▶ [O que se pede]
1. Reproduza sem alterações a parte do texto sobre álcool na adolescência que começa com as palavras "Como adolescentes, 35" e termina com "considerados bebedores moderados.".
2. No texto sobre álcool na adolescência, quantos jovens adultos os pesquisadores acompanharam?

▶ [Trecho da página]
'''

Álcool na adolescência pode reduzir volume de massa cinzenta no cérebro

O uso em excesso de bebidas alcoólicas na adolescência pode provocar danos ao desenvolvimento cerebral, afirma estudo publicado no periódico “Addiction”. De acordo com os pesquisadores da Universidade da Finlândia Oriental, esses jovens são mais propensos a terem menos massa cinzenta, uma importante estrutura do cérebro responsável pela memória, tomada de decisões e autocontrole.

O estudo foi observacional. Dessa forma, não é possível dizer se é o excesso de bebidas que provoca o dano ao desenvolvimento cerebral ou o contrário, que pessoas com menos massa cinzenta, por fatores genéticos ou outras causas, que têm maior probabilidade de abusar do álcool.

— O uso de substâncias está conectado com a exclusão social, problemas de saúde mental e baixa escolaridade — disse Noora Heikkinen, líder do estudo, em entrevista à Reuters.

Esses mesmos problemas afetam indivíduos com menos massa cinzenta, já que são essas estruturas que abrigam a maior parte dos neurônios e desempenham importante papel na memória, emoções, tomada de decisões e autocontrole.

— Mudanças na estrutura do cérebro pode ser um dos fatores que contribuem para os problemas sociais e mentais entre os indivíduos que usam substâncias — disse Noora.

Para explorar o efeito do uso do álcool no desenvolvimento cerebral dos adolescentes, os pesquisadores acompanharam 62 jovens adultos que participaram de um estudo finlandês sobre o bem-estar do jovem. Entre 2013 e 2015, os participantes responderam a questionários, incluindo questões sobre o consumo de bebidas alcoólicas. Os participantes haviam respondido a questionários semelhantes cinco e dez anos antes, começando aos 13.

Como adolescentes, 35 deles se encaixaram na categoria de abuso do álcool. Por exemplo, eles bebiam quatro ou mais vezes por semana ou, faziam uso menos frequente, mas quando bebiam ingeriam alta quantidade de álcool. Os outros 27 foram considerados bebedores moderados.

'''

▶ [Itens fornecidos]
'''

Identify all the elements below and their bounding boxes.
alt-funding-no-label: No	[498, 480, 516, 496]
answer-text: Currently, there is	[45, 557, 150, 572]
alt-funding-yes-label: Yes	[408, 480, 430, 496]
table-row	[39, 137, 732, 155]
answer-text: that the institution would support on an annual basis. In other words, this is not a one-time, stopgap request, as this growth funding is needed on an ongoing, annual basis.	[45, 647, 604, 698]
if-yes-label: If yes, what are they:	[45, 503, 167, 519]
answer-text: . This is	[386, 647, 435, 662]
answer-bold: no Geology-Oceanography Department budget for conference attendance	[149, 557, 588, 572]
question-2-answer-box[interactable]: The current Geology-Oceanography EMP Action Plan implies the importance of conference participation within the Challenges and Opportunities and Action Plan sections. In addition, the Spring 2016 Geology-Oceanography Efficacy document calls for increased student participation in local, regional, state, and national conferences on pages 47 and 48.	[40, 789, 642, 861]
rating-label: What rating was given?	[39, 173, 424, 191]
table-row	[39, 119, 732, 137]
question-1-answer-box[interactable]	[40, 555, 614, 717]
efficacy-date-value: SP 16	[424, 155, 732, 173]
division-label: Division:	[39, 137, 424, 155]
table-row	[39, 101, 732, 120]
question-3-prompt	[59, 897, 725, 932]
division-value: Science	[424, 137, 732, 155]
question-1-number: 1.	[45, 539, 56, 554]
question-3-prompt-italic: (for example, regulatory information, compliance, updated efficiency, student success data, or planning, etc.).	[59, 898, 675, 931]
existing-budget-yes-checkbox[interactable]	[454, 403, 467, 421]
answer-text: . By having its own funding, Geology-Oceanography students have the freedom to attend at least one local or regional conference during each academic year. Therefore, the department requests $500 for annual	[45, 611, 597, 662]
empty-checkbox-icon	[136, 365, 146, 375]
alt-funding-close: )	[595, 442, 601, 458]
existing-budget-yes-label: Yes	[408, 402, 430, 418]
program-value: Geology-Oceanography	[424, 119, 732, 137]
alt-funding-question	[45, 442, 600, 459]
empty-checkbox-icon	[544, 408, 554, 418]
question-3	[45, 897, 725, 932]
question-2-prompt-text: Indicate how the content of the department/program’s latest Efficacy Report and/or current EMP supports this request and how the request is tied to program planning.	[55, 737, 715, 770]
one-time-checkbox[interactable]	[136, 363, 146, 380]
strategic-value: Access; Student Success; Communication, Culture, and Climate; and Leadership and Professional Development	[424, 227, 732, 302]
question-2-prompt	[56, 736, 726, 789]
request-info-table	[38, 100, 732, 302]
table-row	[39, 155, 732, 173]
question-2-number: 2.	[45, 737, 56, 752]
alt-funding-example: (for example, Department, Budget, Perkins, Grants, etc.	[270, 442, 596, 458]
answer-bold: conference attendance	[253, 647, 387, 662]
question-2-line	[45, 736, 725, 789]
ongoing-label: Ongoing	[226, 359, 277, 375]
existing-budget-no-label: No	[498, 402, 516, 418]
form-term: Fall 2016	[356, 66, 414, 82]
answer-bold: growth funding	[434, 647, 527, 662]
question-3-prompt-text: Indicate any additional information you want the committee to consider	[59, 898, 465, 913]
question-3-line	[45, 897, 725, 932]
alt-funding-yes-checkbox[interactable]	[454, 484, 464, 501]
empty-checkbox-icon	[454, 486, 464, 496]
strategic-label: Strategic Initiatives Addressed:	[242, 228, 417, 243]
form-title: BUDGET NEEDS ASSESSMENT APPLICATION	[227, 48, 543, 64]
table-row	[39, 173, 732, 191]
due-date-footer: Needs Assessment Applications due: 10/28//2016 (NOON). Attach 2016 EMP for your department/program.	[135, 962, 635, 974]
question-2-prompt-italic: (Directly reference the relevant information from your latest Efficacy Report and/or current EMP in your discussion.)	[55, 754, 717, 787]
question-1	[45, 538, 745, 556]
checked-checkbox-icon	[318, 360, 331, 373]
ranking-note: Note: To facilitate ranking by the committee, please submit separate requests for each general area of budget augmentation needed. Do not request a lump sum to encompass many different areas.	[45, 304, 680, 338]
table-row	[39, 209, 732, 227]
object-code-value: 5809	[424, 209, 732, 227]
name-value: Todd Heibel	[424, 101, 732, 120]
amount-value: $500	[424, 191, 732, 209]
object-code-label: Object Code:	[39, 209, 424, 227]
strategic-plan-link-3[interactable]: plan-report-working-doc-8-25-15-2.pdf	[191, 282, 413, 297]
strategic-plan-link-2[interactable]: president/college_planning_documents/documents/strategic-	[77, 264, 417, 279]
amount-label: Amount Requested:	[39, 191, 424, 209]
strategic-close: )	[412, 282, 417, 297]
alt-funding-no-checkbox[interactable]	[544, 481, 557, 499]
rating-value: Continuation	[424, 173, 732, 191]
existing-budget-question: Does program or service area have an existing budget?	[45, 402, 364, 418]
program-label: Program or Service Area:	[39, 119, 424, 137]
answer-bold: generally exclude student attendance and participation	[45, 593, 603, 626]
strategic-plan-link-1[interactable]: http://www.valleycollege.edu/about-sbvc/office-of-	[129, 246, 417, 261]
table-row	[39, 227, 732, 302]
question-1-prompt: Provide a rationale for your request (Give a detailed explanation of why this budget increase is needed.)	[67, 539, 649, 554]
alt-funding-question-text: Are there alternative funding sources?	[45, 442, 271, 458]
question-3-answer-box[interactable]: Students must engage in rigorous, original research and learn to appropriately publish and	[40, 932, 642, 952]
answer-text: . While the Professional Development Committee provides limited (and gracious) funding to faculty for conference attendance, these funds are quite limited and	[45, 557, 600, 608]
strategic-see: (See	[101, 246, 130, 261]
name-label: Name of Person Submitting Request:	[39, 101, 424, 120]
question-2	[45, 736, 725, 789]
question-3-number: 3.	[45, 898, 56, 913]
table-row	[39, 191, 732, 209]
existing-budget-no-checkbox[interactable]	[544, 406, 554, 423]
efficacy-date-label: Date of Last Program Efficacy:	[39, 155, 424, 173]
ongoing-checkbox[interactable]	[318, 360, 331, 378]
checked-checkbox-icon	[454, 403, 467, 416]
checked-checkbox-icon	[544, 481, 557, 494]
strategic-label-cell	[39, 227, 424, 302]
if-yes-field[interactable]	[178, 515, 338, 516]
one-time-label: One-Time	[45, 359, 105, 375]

'''

▶ [Resultados do exercício]
1.
Como adolescentes, 35 deles se encaixaram na categoria de abuso do álcool. Por exemplo, eles bebiam quatro ou mais vezes por semana ou, faziam uso menos frequente, mas quando bebiam ingeriam alta quantidade de álcool. Os outros 27 foram considerados bebedores moderados.

2. 62 jovens adultos.